* **Exercise details**
Within the records below, find each line that holds the string "technique", then copy it.
▬▬▬▬▬▬▬▬▬▬
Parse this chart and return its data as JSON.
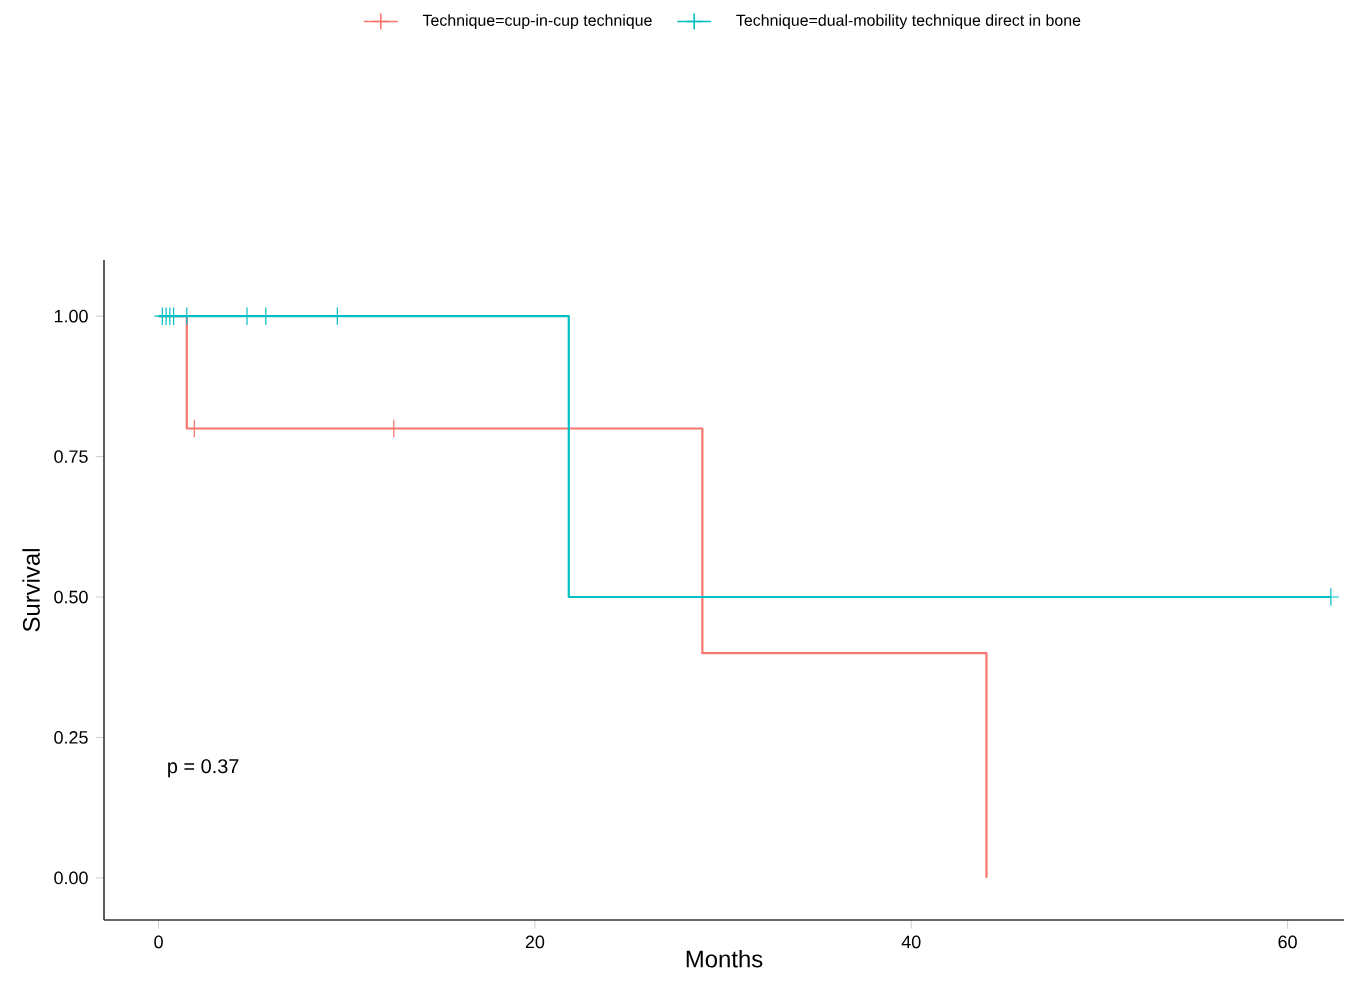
{
  "chart_data": {
    "type": "step",
    "xlabel": "Months",
    "ylabel": "Survival",
    "xlim": [
      -2.9,
      63
    ],
    "ylim": [
      -0.075,
      1.1
    ],
    "xticks": [
      0,
      20,
      40,
      60
    ],
    "yticks": [
      {
        "value": 0,
        "label": "0.00"
      },
      {
        "value": 0.25,
        "label": "0.25"
      },
      {
        "value": 0.5,
        "label": "0.50"
      },
      {
        "value": 0.75,
        "label": "0.75"
      },
      {
        "value": 1,
        "label": "1.00"
      }
    ],
    "legend": "top",
    "grid": false,
    "annotations": [
      "p = 0.37"
    ],
    "series": [
      {
        "name": "Technique=cup-in-cup technique",
        "color": "#f8766d",
        "x": [
          0,
          1.5,
          28.9,
          44.0
        ],
        "values": [
          1,
          0.8,
          0.4,
          0
        ]
      },
      {
        "name": "Technique=dual-mobility technique direct in bone",
        "color": "#00bfc4",
        "x": [
          0,
          21.8,
          62.3
        ],
        "values": [
          1,
          0.5,
          0.5
        ]
      },
      {
        "type": "scatter",
        "marker": "cross",
        "color": "#f8766d",
        "x": [
          1.9,
          12.5
        ],
        "values": [
          0.8,
          0.8
        ]
      },
      {
        "type": "scatter",
        "marker": "cross",
        "color": "#00bfc4",
        "x": [
          0.2,
          0.4,
          0.6,
          0.8,
          1.5,
          4.7,
          5.7,
          9.5,
          62.3
        ],
        "values": [
          1,
          1,
          1,
          1,
          1,
          1,
          1,
          1,
          0.5
        ]
      }
    ]
  }
}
▬▬▬▬▬▬▬▬▬▬
* **Response to the exercise**
        "name": "Technique=cup-in-cup technique",
        "name": "Technique=dual-mobility technique direct in bone",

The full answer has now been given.